### EXERCISE AIM
State how many lines in the listing below include the word "result". Give nothing but the number.

Data records
+++++
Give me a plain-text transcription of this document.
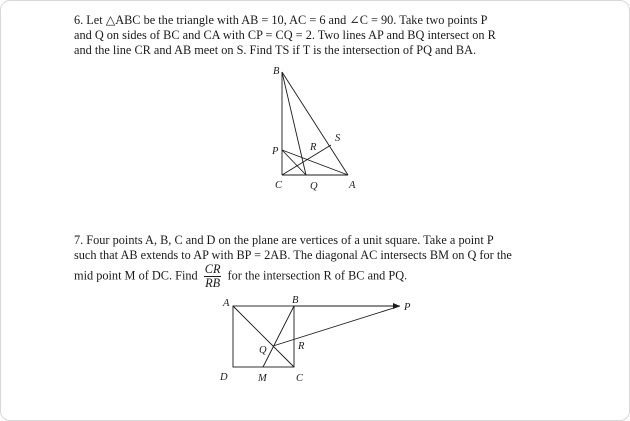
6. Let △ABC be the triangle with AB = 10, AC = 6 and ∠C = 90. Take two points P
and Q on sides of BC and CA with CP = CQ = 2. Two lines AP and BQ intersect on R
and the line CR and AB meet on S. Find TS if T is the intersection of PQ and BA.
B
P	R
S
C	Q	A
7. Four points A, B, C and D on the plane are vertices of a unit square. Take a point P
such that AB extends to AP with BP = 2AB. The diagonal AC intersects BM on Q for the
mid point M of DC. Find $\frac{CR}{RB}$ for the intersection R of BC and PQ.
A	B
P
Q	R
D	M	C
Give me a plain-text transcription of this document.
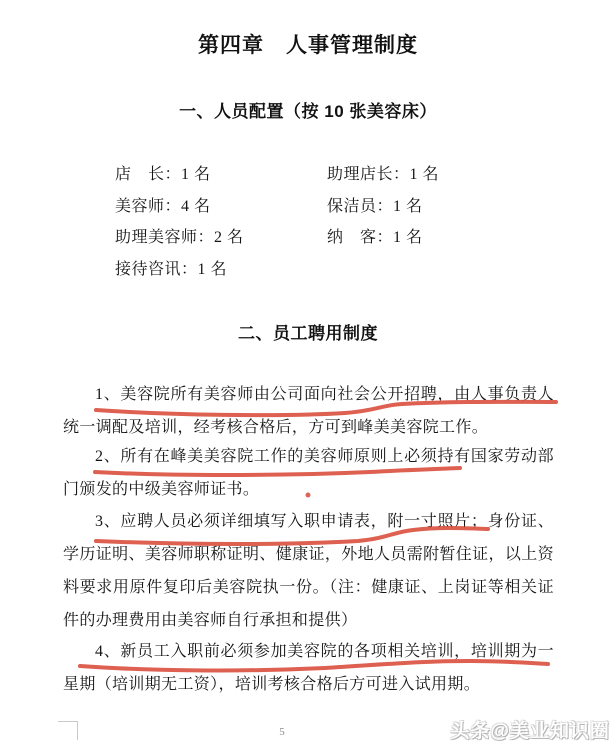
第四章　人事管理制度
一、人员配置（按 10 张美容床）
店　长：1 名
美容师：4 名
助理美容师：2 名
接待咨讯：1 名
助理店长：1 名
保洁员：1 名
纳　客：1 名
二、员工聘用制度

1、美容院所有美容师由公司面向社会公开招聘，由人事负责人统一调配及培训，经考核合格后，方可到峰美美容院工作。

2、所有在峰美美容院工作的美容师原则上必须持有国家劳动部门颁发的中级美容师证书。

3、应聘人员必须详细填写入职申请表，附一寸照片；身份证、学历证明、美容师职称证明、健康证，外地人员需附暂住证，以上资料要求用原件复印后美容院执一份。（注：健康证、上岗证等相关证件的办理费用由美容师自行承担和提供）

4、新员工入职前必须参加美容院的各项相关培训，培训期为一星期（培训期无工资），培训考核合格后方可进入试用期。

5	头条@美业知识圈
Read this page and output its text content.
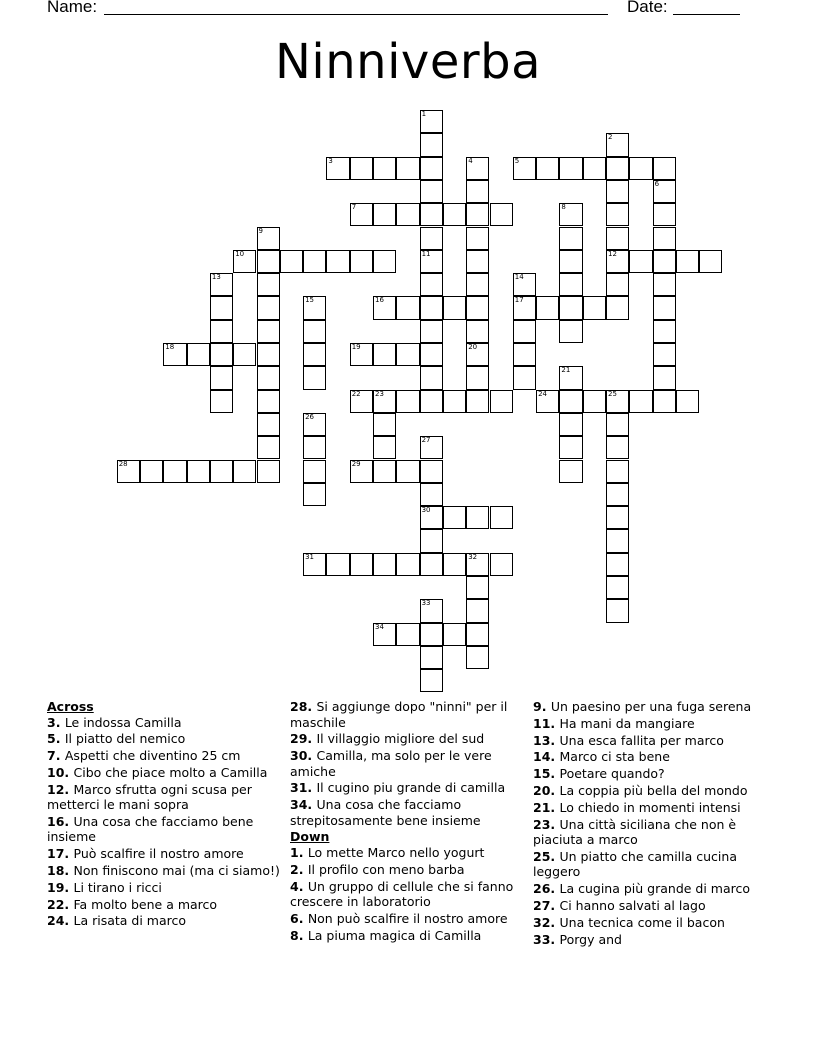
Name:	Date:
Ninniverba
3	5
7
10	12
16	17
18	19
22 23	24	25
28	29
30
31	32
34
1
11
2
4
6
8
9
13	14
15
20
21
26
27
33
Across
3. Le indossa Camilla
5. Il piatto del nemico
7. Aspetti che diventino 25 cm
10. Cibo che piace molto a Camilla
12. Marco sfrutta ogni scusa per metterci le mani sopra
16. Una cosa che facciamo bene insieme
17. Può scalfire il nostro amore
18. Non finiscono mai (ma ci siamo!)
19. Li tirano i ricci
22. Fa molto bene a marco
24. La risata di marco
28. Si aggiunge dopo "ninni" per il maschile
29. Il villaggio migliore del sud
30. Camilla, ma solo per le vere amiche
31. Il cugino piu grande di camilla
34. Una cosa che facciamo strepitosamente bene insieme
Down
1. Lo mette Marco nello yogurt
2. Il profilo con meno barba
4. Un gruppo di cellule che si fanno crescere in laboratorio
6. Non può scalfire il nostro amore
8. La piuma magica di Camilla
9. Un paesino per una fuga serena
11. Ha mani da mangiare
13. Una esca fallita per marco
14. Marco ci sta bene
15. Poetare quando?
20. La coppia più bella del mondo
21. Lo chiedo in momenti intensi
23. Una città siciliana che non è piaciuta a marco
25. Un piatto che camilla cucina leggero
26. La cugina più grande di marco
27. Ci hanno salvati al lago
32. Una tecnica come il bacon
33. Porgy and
+++++
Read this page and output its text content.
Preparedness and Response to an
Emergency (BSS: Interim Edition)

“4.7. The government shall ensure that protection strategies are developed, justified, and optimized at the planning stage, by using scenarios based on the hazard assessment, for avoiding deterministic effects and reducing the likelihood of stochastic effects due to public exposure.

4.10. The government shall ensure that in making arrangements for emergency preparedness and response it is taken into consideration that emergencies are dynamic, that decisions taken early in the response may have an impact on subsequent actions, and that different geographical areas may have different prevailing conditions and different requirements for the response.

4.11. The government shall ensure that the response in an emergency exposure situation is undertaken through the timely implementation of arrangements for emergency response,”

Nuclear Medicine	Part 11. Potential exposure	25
+++++
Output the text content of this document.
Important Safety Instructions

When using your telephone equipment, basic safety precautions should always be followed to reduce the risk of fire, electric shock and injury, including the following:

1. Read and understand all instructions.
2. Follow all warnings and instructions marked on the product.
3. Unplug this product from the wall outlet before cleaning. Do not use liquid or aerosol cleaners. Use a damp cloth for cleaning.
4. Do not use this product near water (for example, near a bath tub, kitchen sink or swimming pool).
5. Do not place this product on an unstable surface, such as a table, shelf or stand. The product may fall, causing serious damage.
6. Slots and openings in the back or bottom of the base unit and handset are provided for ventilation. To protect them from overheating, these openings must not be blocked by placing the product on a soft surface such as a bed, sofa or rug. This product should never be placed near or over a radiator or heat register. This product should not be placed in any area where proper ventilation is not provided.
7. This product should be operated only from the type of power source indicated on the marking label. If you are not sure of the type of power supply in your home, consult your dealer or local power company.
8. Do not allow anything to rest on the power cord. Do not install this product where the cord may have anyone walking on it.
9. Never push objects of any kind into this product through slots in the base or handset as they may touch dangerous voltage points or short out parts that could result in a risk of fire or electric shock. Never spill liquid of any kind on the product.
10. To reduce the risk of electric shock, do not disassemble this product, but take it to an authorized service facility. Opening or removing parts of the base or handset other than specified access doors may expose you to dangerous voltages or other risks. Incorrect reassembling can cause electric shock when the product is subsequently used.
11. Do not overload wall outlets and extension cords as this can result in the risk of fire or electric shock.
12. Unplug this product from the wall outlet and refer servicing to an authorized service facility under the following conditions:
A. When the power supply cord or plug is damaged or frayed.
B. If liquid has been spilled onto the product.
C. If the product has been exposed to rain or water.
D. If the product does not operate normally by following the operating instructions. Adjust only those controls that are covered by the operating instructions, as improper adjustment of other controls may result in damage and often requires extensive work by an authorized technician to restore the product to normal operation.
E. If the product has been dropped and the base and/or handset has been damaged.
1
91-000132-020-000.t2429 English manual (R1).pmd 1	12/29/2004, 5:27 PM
+++++
### ANSWER BELOW
3